Extract the data exactly, missing nothing.

## begin Input records

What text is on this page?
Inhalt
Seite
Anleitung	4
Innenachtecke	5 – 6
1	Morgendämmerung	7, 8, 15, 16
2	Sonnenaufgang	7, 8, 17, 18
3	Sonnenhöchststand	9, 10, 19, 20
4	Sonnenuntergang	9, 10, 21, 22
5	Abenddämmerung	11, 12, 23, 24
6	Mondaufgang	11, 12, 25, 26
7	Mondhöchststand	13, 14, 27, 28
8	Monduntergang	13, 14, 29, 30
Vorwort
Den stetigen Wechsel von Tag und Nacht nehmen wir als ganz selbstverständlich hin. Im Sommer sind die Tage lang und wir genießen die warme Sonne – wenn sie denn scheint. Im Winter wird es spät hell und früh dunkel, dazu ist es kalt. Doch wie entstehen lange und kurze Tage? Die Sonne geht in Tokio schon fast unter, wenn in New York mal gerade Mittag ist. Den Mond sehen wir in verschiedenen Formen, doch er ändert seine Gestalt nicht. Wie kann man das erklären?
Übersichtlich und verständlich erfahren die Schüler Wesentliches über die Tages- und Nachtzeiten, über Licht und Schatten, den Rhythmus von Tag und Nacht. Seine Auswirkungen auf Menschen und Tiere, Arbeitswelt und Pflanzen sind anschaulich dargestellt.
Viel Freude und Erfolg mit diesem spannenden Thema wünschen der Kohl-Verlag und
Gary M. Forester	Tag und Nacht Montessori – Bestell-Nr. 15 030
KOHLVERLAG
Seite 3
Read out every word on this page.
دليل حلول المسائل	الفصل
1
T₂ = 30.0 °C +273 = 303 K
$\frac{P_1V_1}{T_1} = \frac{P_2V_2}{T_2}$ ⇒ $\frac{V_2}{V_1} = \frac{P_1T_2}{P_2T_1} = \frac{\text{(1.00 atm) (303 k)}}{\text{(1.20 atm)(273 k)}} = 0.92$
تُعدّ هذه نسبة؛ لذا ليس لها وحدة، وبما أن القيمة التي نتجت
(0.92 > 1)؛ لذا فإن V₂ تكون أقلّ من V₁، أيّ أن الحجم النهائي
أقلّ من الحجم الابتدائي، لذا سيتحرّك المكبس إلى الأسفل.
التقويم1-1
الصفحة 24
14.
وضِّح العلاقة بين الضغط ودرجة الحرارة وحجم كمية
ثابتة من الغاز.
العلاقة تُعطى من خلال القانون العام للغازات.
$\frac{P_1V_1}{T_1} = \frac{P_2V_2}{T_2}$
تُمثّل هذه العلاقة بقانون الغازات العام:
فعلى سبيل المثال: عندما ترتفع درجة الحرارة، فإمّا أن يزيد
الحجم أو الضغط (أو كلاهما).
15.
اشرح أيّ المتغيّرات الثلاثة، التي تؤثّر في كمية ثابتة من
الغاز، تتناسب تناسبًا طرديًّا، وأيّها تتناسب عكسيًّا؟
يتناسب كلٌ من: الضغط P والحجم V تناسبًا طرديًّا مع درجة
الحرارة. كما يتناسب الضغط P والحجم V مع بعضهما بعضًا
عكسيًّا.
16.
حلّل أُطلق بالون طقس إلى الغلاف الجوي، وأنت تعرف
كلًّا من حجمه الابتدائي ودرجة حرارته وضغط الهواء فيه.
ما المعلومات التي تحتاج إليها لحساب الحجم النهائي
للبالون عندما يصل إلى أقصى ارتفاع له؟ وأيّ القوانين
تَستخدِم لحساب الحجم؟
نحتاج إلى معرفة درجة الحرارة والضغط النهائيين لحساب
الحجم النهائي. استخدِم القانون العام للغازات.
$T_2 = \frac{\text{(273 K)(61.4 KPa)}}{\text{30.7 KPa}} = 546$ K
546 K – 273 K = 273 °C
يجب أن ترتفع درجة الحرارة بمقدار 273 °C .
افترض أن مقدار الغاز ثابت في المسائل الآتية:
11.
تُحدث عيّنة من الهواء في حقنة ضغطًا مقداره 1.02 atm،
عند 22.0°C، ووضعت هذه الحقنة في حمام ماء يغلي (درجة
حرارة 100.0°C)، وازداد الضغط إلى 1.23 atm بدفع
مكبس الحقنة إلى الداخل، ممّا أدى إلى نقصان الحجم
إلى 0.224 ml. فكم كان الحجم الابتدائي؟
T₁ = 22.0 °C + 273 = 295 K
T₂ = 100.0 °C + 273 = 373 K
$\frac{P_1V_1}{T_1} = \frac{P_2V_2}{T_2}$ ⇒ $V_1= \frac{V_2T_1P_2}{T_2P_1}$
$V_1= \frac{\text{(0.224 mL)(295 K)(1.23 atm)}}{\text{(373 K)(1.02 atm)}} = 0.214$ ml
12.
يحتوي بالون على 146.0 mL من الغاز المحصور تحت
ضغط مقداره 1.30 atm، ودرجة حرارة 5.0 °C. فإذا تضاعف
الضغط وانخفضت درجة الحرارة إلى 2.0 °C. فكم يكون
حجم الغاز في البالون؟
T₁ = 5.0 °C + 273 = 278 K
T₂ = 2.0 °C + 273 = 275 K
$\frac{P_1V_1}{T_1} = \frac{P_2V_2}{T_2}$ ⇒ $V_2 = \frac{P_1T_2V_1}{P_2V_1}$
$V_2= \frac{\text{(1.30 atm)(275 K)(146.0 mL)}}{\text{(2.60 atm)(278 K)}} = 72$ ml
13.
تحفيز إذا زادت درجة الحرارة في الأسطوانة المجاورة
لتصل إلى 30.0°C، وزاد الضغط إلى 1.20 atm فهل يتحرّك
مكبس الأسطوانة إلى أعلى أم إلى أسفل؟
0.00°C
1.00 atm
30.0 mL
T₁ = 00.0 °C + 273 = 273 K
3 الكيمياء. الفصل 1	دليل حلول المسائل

## end Input records

### Exercise solution
What text is on this page?
Inhalt
Seite
Anleitung	4
Innenachtecke	5 – 6
1	Morgendämmerung	7, 8, 15, 16
2	Sonnenaufgang	7, 8, 17, 18
3	Sonnenhöchststand	9, 10, 19, 20
4	Sonnenuntergang	9, 10, 21, 22
5	Abenddämmerung	11, 12, 23, 24
6	Mondaufgang	11, 12, 25, 26
7	Mondhöchststand	13, 14, 27, 28
8	Monduntergang	13, 14, 29, 30
Vorwort
Den stetigen Wechsel von Tag und Nacht nehmen wir als ganz selbstverständlich hin. Im Sommer sind die Tage lang und wir genießen die warme Sonne – wenn sie denn scheint. Im Winter wird es spät hell und früh dunkel, dazu ist es kalt. Doch wie entstehen lange und kurze Tage? Die Sonne geht in Tokio schon fast unter, wenn in New York mal gerade Mittag ist. Den Mond sehen wir in verschiedenen Formen, doch er ändert seine Gestalt nicht. Wie kann man das erklären?
Übersichtlich und verständlich erfahren die Schüler Wesentliches über die Tages- und Nachtzeiten, über Licht und Schatten, den Rhythmus von Tag und Nacht. Seine Auswirkungen auf Menschen und Tiere, Arbeitswelt und Pflanzen sind anschaulich dargestellt.
Viel Freude und Erfolg mit diesem spannenden Thema wünschen der Kohl-Verlag und
Gary M. Forester	Tag und Nacht Montessori – Bestell-Nr. 15 030
KOHLVERLAG
Seite 3
Read out every word on this page.
دليل حلول المسائل	الفصل
1
T₂ = 30.0 °C +273 = 303 K
$\frac{P_1V_1}{T_1} = \frac{P_2V_2}{T_2}$ ⇒ $\frac{V_2}{V_1} = \frac{P_1T_2}{P_2T_1} = \frac{\text{(1.00 atm) (303 k)}}{\text{(1.20 atm)(273 k)}} = 0.92$
تُعدّ هذه نسبة؛ لذا ليس لها وحدة، وبما أن القيمة التي نتجت
(0.92 > 1)؛ لذا فإن V₂ تكون أقلّ من V₁، أيّ أن الحجم النهائي
أقلّ من الحجم الابتدائي، لذا سيتحرّك المكبس إلى الأسفل.
التقويم1-1
الصفحة 24
14.
وضِّح العلاقة بين الضغط ودرجة الحرارة وحجم كمية
ثابتة من الغاز.
العلاقة تُعطى من خلال القانون العام للغازات.
$\frac{P_1V_1}{T_1} = \frac{P_2V_2}{T_2}$
تُمثّل هذه العلاقة بقانون الغازات العام:
فعلى سبيل المثال: عندما ترتفع درجة الحرارة، فإمّا أن يزيد
الحجم أو الضغط (أو كلاهما).
15.
اشرح أيّ المتغيّرات الثلاثة، التي تؤثّر في كمية ثابتة من
الغاز، تتناسب تناسبًا طرديًّا، وأيّها تتناسب عكسيًّا؟
يتناسب كلٌ من: الضغط P والحجم V تناسبًا طرديًّا مع درجة
الحرارة. كما يتناسب الضغط P والحجم V مع بعضهما بعضًا
عكسيًّا.
16.
حلّل أُطلق بالون طقس إلى الغلاف الجوي، وأنت تعرف
كلًّا من حجمه الابتدائي ودرجة حرارته وضغط الهواء فيه.
ما المعلومات التي تحتاج إليها لحساب الحجم النهائي
للبالون عندما يصل إلى أقصى ارتفاع له؟ وأيّ القوانين
تَستخدِم لحساب الحجم؟
نحتاج إلى معرفة درجة الحرارة والضغط النهائيين لحساب
الحجم النهائي. استخدِم القانون العام للغازات.
$T_2 = \frac{\text{(273 K)(61.4 KPa)}}{\text{30.7 KPa}} = 546$ K
546 K – 273 K = 273 °C
يجب أن ترتفع درجة الحرارة بمقدار 273 °C .
افترض أن مقدار الغاز ثابت في المسائل الآتية:
11.
تُحدث عيّنة من الهواء في حقنة ضغطًا مقداره 1.02 atm،
عند 22.0°C، ووضعت هذه الحقنة في حمام ماء يغلي (درجة
حرارة 100.0°C)، وازداد الضغط إلى 1.23 atm بدفع
مكبس الحقنة إلى الداخل، ممّا أدى إلى نقصان الحجم
إلى 0.224 ml. فكم كان الحجم الابتدائي؟
T₁ = 22.0 °C + 273 = 295 K
T₂ = 100.0 °C + 273 = 373 K
$\frac{P_1V_1}{T_1} = \frac{P_2V_2}{T_2}$ ⇒ $V_1= \frac{V_2T_1P_2}{T_2P_1}$
$V_1= \frac{\text{(0.224 mL)(295 K)(1.23 atm)}}{\text{(373 K)(1.02 atm)}} = 0.214$ ml
12.
يحتوي بالون على 146.0 mL من الغاز المحصور تحت
ضغط مقداره 1.30 atm، ودرجة حرارة 5.0 °C. فإذا تضاعف
الضغط وانخفضت درجة الحرارة إلى 2.0 °C. فكم يكون
حجم الغاز في البالون؟
T₁ = 5.0 °C + 273 = 278 K
T₂ = 2.0 °C + 273 = 275 K
$\frac{P_1V_1}{T_1} = \frac{P_2V_2}{T_2}$ ⇒ $V_2 = \frac{P_1T_2V_1}{P_2V_1}$
$V_2= \frac{\text{(1.30 atm)(275 K)(146.0 mL)}}{\text{(2.60 atm)(278 K)}} = 72$ ml
13.
تحفيز إذا زادت درجة الحرارة في الأسطوانة المجاورة
لتصل إلى 30.0°C، وزاد الضغط إلى 1.20 atm فهل يتحرّك
مكبس الأسطوانة إلى أعلى أم إلى أسفل؟
0.00°C
1.00 atm
30.0 mL
T₁ = 00.0 °C + 273 = 273 K
3 الكيمياء. الفصل 1	دليل حلول المسائل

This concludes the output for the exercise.